- WHAT IS REQUIRED -
Read through the entries below and return each line with the word "students".

- Chart and figure data -

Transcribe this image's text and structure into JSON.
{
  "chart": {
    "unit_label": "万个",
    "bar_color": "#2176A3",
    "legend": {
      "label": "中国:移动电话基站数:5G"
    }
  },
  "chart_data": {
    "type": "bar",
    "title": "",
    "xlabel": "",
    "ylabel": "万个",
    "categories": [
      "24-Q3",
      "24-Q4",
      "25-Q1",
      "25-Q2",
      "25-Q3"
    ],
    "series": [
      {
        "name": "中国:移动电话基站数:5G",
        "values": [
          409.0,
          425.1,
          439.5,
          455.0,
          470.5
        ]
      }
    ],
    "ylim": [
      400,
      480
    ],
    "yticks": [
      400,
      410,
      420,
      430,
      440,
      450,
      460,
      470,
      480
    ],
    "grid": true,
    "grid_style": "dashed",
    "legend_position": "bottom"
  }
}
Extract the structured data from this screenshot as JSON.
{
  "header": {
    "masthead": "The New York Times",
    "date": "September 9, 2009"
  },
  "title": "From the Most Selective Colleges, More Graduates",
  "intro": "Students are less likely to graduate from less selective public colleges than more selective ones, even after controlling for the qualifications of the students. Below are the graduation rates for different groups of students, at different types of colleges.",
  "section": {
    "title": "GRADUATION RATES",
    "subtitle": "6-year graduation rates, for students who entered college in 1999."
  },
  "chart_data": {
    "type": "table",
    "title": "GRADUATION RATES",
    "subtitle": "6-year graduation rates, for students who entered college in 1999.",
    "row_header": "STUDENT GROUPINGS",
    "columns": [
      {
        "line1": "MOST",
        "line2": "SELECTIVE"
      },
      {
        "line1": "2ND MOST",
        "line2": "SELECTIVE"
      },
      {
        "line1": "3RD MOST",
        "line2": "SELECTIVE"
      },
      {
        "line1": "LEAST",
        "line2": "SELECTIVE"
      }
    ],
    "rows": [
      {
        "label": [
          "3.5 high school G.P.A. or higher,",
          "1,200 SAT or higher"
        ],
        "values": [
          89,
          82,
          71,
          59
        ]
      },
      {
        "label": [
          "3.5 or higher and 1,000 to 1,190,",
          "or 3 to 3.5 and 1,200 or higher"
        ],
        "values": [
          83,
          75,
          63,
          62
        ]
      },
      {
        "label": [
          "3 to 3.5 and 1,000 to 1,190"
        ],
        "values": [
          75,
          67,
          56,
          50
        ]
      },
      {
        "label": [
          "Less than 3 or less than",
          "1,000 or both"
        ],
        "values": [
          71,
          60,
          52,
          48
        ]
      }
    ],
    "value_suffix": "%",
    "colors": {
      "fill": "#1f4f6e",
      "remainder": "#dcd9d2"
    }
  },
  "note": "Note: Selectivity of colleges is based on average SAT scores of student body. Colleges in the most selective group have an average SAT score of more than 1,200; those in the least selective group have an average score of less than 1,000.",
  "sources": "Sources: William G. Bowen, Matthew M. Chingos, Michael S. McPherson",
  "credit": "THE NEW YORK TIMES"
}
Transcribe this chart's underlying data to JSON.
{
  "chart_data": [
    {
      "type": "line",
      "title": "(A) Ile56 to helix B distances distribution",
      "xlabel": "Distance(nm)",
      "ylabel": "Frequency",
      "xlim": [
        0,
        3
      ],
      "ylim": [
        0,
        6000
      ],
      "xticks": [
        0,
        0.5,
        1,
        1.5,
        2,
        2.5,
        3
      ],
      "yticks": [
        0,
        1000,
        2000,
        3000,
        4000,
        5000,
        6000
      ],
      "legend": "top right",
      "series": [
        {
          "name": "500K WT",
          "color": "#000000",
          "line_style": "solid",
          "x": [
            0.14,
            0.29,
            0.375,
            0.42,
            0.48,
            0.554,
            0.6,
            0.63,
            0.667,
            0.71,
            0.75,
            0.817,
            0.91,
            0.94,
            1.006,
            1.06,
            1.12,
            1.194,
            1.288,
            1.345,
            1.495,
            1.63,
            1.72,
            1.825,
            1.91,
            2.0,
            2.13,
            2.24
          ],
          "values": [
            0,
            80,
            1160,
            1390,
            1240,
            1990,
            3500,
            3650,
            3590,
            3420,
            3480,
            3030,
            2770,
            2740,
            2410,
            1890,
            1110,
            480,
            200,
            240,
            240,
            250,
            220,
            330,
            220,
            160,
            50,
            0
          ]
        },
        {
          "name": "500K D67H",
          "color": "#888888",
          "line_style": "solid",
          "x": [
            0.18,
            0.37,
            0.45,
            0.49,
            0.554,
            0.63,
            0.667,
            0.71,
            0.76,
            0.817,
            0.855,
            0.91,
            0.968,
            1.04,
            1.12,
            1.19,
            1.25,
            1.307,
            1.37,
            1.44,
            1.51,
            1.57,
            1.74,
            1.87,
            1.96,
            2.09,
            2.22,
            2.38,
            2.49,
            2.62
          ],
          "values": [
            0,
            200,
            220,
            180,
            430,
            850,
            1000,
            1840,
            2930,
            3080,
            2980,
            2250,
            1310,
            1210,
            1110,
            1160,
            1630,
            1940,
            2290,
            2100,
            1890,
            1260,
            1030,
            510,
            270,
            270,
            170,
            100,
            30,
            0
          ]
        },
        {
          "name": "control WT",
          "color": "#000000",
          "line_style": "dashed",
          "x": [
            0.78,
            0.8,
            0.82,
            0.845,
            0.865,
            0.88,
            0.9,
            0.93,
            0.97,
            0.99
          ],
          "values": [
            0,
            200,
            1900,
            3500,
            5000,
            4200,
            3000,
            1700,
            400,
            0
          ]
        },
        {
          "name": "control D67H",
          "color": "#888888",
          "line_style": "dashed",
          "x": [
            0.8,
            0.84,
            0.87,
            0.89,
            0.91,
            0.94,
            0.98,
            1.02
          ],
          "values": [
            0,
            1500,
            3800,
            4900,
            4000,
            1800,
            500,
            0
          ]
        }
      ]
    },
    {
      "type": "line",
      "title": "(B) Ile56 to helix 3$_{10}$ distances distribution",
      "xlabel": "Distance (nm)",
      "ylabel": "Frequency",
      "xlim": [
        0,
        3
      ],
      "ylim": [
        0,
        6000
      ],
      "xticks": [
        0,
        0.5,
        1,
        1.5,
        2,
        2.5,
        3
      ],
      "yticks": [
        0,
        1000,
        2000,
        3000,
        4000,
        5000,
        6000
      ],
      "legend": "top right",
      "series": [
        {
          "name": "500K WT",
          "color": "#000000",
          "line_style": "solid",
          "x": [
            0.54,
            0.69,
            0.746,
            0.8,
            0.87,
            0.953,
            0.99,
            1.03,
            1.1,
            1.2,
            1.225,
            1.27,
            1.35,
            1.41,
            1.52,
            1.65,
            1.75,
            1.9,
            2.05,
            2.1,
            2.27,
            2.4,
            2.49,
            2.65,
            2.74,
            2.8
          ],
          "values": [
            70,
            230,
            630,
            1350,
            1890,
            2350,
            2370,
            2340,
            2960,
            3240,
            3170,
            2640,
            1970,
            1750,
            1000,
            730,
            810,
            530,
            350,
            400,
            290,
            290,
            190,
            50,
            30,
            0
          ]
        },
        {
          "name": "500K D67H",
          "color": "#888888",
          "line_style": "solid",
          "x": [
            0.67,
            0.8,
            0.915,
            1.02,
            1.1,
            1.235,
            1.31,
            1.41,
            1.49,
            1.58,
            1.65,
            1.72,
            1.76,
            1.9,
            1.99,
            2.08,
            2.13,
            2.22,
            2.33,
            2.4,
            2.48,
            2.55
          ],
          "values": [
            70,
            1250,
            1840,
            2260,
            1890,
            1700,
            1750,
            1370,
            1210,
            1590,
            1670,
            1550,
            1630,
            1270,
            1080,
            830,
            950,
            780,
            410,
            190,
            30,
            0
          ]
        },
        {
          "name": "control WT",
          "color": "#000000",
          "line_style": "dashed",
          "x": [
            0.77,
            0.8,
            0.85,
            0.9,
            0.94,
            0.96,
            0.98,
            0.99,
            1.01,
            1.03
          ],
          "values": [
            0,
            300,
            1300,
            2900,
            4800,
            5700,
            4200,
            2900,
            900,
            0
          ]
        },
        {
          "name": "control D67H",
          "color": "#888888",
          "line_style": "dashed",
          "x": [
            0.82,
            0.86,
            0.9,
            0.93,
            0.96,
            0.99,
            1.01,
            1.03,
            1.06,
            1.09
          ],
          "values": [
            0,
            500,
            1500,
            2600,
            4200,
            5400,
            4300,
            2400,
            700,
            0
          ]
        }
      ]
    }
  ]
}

- OUTPUT OF THE EXERCISE -
  "intro": "Students are less likely to graduate from less selective public colleges than more selective ones, even after controlling for the qualifications of the students. Below are the graduation rates for different groups of students, at different types of colleges.",
    "subtitle": "6-year graduation rates, for students who entered college in 1999."
    "subtitle": "6-year graduation rates, for students who entered college in 1999.",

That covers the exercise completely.